## EXERCISE DETAILS
Pictures do not belong in the copy, so please give every entry below again exactly.

__________

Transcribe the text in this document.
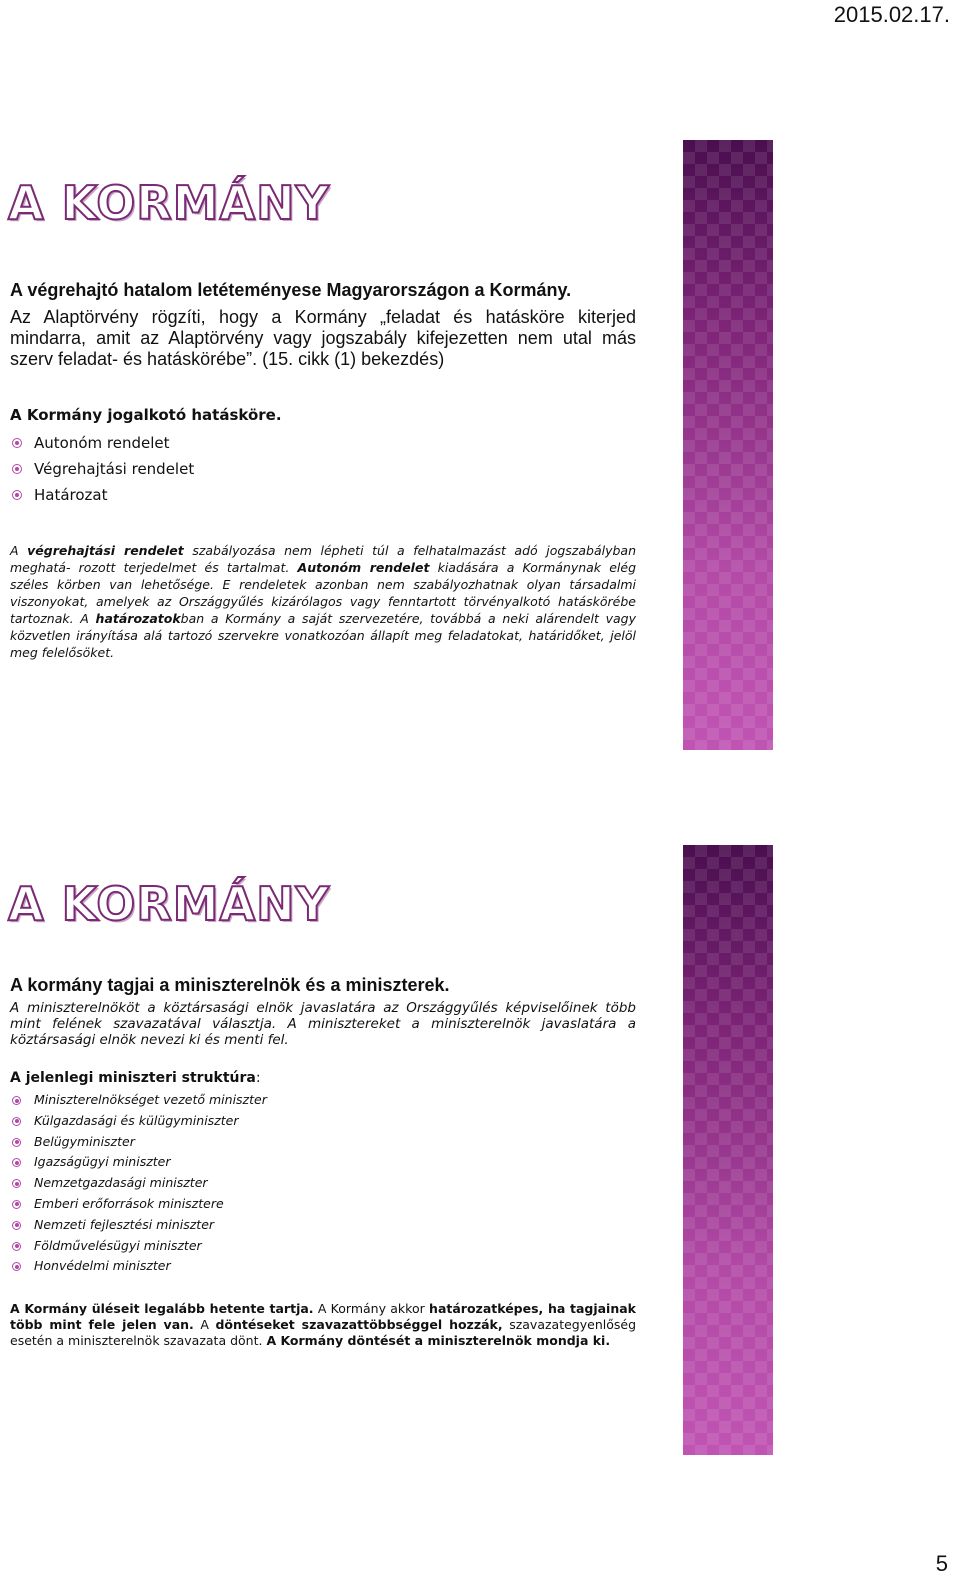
2015.02.17.
A KORMÁNY

A végrehajtó hatalom letéteményese Magyarországon a Kormány.

Az Alaptörvény rögzíti, hogy a Kormány „feladat és hatásköre kiterjed mindarra, amit az Alaptörvény vagy jogszabály kifejezetten nem utal más szerv feladat- és hatáskörébe”. (15. cikk (1) bekezdés)

A Kormány jogalkotó hatásköre.

Autonóm rendelet
Végrehajtási rendelet
Határozat

A végrehajtási rendelet szabályozása nem lépheti túl a felhatalmazást adó jogszabályban meghatá- rozott terjedelmet és tartalmat. Autonóm rendelet kiadására a Kormánynak elég széles körben van lehetősége. E rendeletek azonban nem szabályozhatnak olyan társadalmi viszonyokat, amelyek az Országgyűlés kizárólagos vagy fenntartott törvényalkotó hatáskörébe tartoznak. A határozatokban a Kormány a saját szervezetére, továbbá a neki alárendelt vagy közvetlen irányítása alá tartozó szervekre vonatkozóan állapít meg feladatokat, határidőket, jelöl meg felelősöket.

A KORMÁNY

A kormány tagjai a miniszterelnök és a miniszterek.

A miniszterelnököt a köztársasági elnök javaslatára az Országgyűlés képviselőinek több mint felének szavazatával választja. A minisztereket a miniszterelnök javaslatára a köztársasági elnök nevezi ki és menti fel.

A jelenlegi miniszteri struktúra:

Miniszterelnökséget vezető miniszter
Külgazdasági és külügyminiszter
Belügyminiszter
Igazságügyi miniszter
Nemzetgazdasági miniszter
Emberi erőforrások minisztere
Nemzeti fejlesztési miniszter
Földművelésügyi miniszter
Honvédelmi miniszter

A Kormány üléseit legalább hetente tartja. A Kormány akkor határozatképes, ha tagjainak több mint fele jelen van. A döntéseket szavazattöbbséggel hozzák, szavazategyenlőség esetén a miniszterelnök szavazata dönt. A Kormány döntését a miniszterelnök mondja ki.

5
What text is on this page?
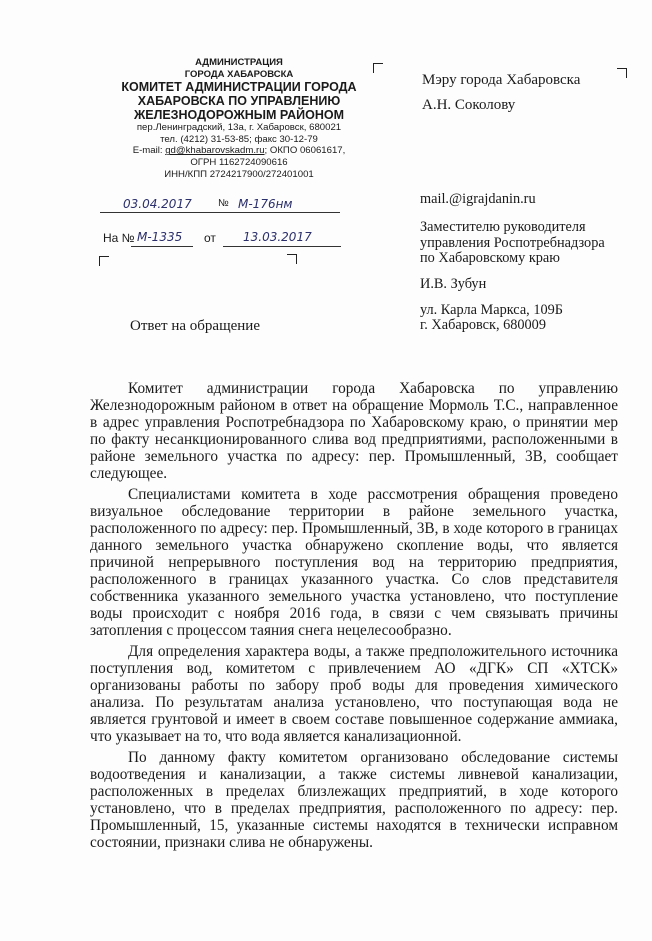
АДМИНИСТРАЦИЯ
ГОРОДА ХАБАРОВСКА
КОМИТЕТ АДМИНИСТРАЦИИ ГОРОДА
ХАБАРОВСКА ПО УПРАВЛЕНИЮ
ЖЕЛЕЗНОДОРОЖНЫМ РАЙОНОМ
пер.Ленинградский, 13а, г. Хабаровск, 680021
тел. (4212) 31-53-85; факс 30-12-79
E-mail: gd@khabarovskadm.ru; ОКПО 06061617,
ОГРН 1162724090616
ИНН/КПП 2724217900/272401001
03.04.2017	№ М-176нм
На № М-1335 от 13.03.2017
Мэру города Хабаровска
А.Н. Соколову
mail.@igrajdanin.ru
Заместителю руководителя
управления Роспотребнадзора
по Хабаровскому краю
И.В. Зубун
ул. Карла Маркса, 109Б
г. Хабаровск, 680009
Ответ на обращение

Комитет администрации города Хабаровска по управлению Железнодорожным районом в ответ на обращение Мормоль Т.С., направленное в адрес управления Роспотребнадзора по Хабаровскому краю, о принятии мер по факту несанкционированного слива вод предприятиями, расположенными в районе земельного участка по адресу: пер. Промышленный, 3В, сообщает следующее.

Специалистами комитета в ходе рассмотрения обращения проведено визуальное обследование территории в районе земельного участка, расположенного по адресу: пер. Промышленный, 3В, в ходе которого в границах данного земельного участка обнаружено скопление воды, что является причиной непрерывного поступления вод на территорию предприятия, расположенного в границах указанного участка. Со слов представителя собственника указанного земельного участка установлено, что поступление воды происходит с ноября 2016 года, в связи с чем связывать причины затопления с процессом таяния снега нецелесообразно.

Для определения характера воды, а также предположительного источника поступления вод, комитетом с привлечением АО «ДГК» СП «ХТСК» организованы работы по забору проб воды для проведения химического анализа. По результатам анализа установлено, что поступающая вода не является грунтовой и имеет в своем составе повышенное содержание аммиака, что указывает на то, что вода является канализационной.

По данному факту комитетом организовано обследование системы водоотведения и канализации, а также системы ливневой канализации, расположенных в пределах близлежащих предприятий, в ходе которого установлено, что в пределах предприятия, расположенного по адресу: пер. Промышленный, 15, указанные системы находятся в технически исправном состоянии, признаки слива не обнаружены.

__________

## WORKED SOLUTION
Transcribe the text in this document.
2015.02.17.
A KORMÁNY

A végrehajtó hatalom letéteményese Magyarországon a Kormány.

Az Alaptörvény rögzíti, hogy a Kormány „feladat és hatásköre kiterjed mindarra, amit az Alaptörvény vagy jogszabály kifejezetten nem utal más szerv feladat- és hatáskörébe”. (15. cikk (1) bekezdés)

A Kormány jogalkotó hatásköre.

Autonóm rendelet
Végrehajtási rendelet
Határozat

A végrehajtási rendelet szabályozása nem lépheti túl a felhatalmazást adó jogszabályban meghatá- rozott terjedelmet és tartalmat. Autonóm rendelet kiadására a Kormánynak elég széles körben van lehetősége. E rendeletek azonban nem szabályozhatnak olyan társadalmi viszonyokat, amelyek az Országgyűlés kizárólagos vagy fenntartott törvényalkotó hatáskörébe tartoznak. A határozatokban a Kormány a saját szervezetére, továbbá a neki alárendelt vagy közvetlen irányítása alá tartozó szervekre vonatkozóan állapít meg feladatokat, határidőket, jelöl meg felelősöket.

A KORMÁNY

A kormány tagjai a miniszterelnök és a miniszterek.

A miniszterelnököt a köztársasági elnök javaslatára az Országgyűlés képviselőinek több mint felének szavazatával választja. A minisztereket a miniszterelnök javaslatára a köztársasági elnök nevezi ki és menti fel.

A jelenlegi miniszteri struktúra:

Miniszterelnökséget vezető miniszter
Külgazdasági és külügyminiszter
Belügyminiszter
Igazságügyi miniszter
Nemzetgazdasági miniszter
Emberi erőforrások minisztere
Nemzeti fejlesztési miniszter
Földművelésügyi miniszter
Honvédelmi miniszter

A Kormány üléseit legalább hetente tartja. A Kormány akkor határozatképes, ha tagjainak több mint fele jelen van. A döntéseket szavazattöbbséggel hozzák, szavazategyenlőség esetén a miniszterelnök szavazata dönt. A Kormány döntését a miniszterelnök mondja ki.

5
What text is on this page?
АДМИНИСТРАЦИЯ
ГОРОДА ХАБАРОВСКА
КОМИТЕТ АДМИНИСТРАЦИИ ГОРОДА
ХАБАРОВСКА ПО УПРАВЛЕНИЮ
ЖЕЛЕЗНОДОРОЖНЫМ РАЙОНОМ
пер.Ленинградский, 13а, г. Хабаровск, 680021
тел. (4212) 31-53-85; факс 30-12-79
E-mail: gd@khabarovskadm.ru; ОКПО 06061617,
ОГРН 1162724090616
ИНН/КПП 2724217900/272401001
03.04.2017	№ М-176нм
На № М-1335 от 13.03.2017
Мэру города Хабаровска
А.Н. Соколову
mail.@igrajdanin.ru
Заместителю руководителя
управления Роспотребнадзора
по Хабаровскому краю
И.В. Зубун
ул. Карла Маркса, 109Б
г. Хабаровск, 680009
Ответ на обращение

Комитет администрации города Хабаровска по управлению Железнодорожным районом в ответ на обращение Мормоль Т.С., направленное в адрес управления Роспотребнадзора по Хабаровскому краю, о принятии мер по факту несанкционированного слива вод предприятиями, расположенными в районе земельного участка по адресу: пер. Промышленный, 3В, сообщает следующее.

Специалистами комитета в ходе рассмотрения обращения проведено визуальное обследование территории в районе земельного участка, расположенного по адресу: пер. Промышленный, 3В, в ходе которого в границах данного земельного участка обнаружено скопление воды, что является причиной непрерывного поступления вод на территорию предприятия, расположенного в границах указанного участка. Со слов представителя собственника указанного земельного участка установлено, что поступление воды происходит с ноября 2016 года, в связи с чем связывать причины затопления с процессом таяния снега нецелесообразно.

Для определения характера воды, а также предположительного источника поступления вод, комитетом с привлечением АО «ДГК» СП «ХТСК» организованы работы по забору проб воды для проведения химического анализа. По результатам анализа установлено, что поступающая вода не является грунтовой и имеет в своем составе повышенное содержание аммиака, что указывает на то, что вода является канализационной.

По данному факту комитетом организовано обследование системы водоотведения и канализации, а также системы ливневой канализации, расположенных в пределах близлежащих предприятий, в ходе которого установлено, что в пределах предприятия, расположенного по адресу: пер. Промышленный, 15, указанные системы находятся в технически исправном состоянии, признаки слива не обнаружены.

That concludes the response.